── LISTED ENTRIES ──

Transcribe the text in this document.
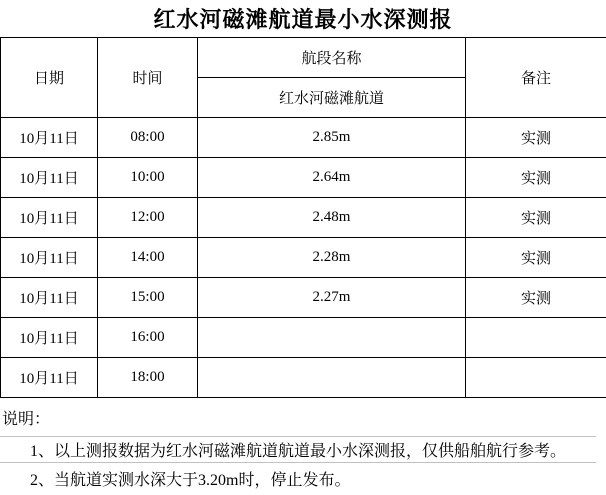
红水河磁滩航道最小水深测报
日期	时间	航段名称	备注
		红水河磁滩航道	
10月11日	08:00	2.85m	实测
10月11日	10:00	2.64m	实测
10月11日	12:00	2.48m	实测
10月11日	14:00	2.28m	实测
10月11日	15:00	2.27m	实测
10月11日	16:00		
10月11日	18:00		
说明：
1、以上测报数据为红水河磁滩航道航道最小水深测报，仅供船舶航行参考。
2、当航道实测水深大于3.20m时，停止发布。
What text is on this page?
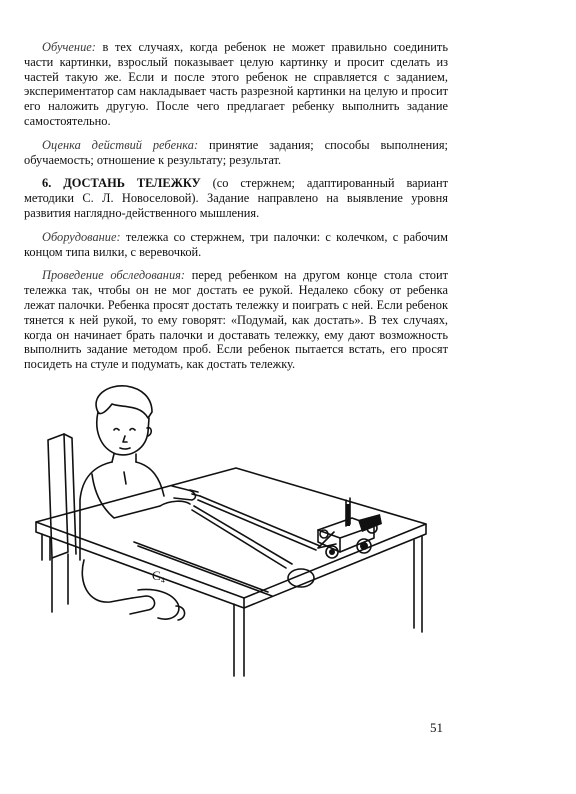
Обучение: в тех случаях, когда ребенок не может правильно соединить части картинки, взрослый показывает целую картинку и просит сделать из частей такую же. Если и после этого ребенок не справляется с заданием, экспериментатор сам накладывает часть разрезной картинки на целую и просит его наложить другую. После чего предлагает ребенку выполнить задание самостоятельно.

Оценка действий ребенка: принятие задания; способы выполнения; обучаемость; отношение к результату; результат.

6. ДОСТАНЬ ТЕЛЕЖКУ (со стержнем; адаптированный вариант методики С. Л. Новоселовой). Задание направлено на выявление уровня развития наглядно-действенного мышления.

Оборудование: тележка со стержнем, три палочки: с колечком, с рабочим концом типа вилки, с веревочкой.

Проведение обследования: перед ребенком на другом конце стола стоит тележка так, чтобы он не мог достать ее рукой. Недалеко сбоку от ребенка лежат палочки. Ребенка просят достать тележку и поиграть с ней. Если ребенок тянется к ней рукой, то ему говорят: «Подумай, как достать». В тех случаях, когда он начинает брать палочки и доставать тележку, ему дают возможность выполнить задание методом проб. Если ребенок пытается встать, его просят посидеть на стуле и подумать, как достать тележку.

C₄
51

───
── LISTED ENTRIES ──

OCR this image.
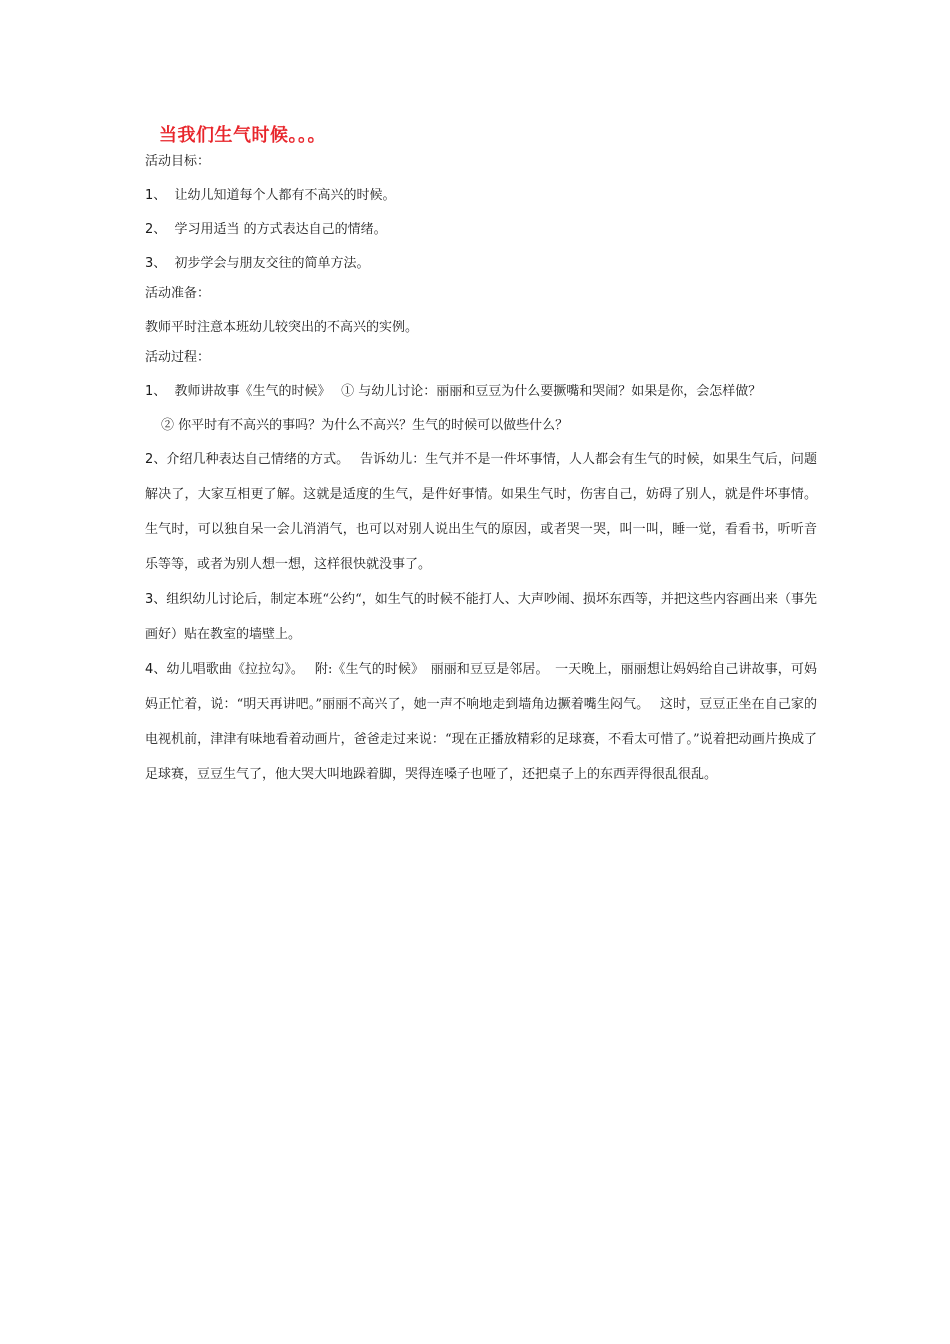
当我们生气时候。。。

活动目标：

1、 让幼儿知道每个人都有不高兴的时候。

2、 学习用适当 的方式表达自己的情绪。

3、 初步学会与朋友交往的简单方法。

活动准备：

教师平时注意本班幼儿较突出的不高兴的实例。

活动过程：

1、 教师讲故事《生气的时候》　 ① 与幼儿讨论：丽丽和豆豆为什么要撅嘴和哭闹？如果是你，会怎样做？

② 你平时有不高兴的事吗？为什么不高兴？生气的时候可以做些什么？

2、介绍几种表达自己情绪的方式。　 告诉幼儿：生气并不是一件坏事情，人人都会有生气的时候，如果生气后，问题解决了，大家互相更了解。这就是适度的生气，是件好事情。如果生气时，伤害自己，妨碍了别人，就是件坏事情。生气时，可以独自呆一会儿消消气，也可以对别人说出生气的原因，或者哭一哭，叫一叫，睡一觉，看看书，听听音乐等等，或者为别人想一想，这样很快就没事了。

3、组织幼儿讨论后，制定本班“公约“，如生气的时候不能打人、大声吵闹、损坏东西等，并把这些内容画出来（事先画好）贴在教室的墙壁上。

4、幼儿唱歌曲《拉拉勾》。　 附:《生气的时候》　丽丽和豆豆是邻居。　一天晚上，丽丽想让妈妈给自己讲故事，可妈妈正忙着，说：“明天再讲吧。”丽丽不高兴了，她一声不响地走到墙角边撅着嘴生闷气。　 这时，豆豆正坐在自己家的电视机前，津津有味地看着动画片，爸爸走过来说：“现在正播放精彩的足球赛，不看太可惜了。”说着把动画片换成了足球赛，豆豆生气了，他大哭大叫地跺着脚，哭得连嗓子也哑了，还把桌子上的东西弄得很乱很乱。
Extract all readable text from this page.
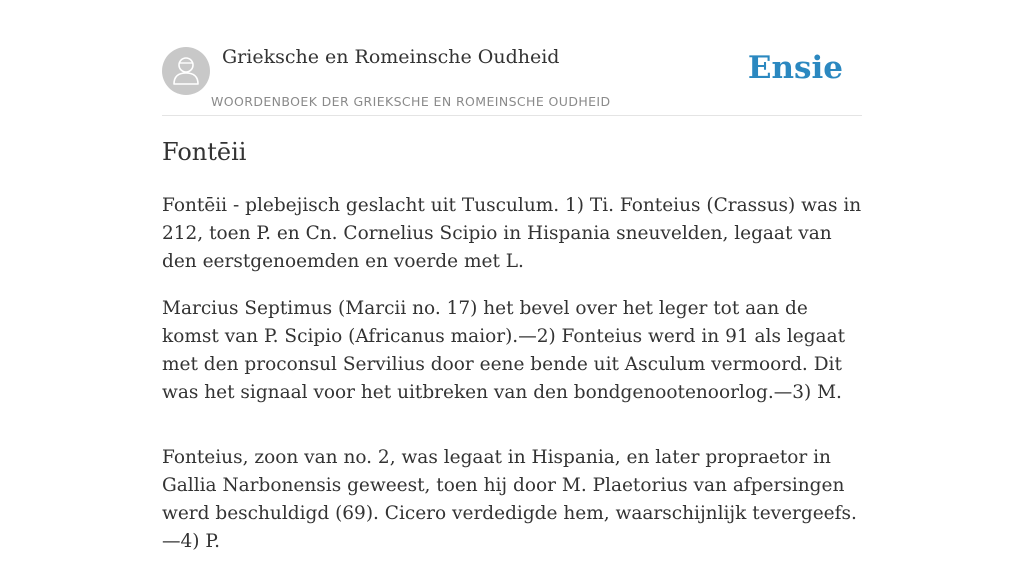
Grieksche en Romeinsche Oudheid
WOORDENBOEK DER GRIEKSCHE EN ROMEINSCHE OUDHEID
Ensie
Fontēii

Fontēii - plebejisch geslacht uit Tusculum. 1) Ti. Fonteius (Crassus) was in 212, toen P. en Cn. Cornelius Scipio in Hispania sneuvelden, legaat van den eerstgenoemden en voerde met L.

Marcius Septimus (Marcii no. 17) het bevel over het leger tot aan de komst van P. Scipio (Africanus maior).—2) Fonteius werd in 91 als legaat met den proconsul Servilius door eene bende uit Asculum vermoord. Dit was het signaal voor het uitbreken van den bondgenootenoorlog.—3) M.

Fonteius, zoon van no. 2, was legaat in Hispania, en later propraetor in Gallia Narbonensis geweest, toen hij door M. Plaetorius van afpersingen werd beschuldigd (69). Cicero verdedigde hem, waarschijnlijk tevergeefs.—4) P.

───

• _YOUR GOAL_
Using the records above, select and copy every line that has the word "стержнем".

• _EXPECTED OUTPUT_
6. ДОСТАНЬ ТЕЛЕЖКУ (со стержнем; адаптированный вариант методики С. Л. Новоселовой). Задание направлено на выявление уровня развития наглядно-действенного мышления.
Оборудование: тележка со стержнем, три палочки: с колечком, с рабочим концом типа вилки, с веревочкой.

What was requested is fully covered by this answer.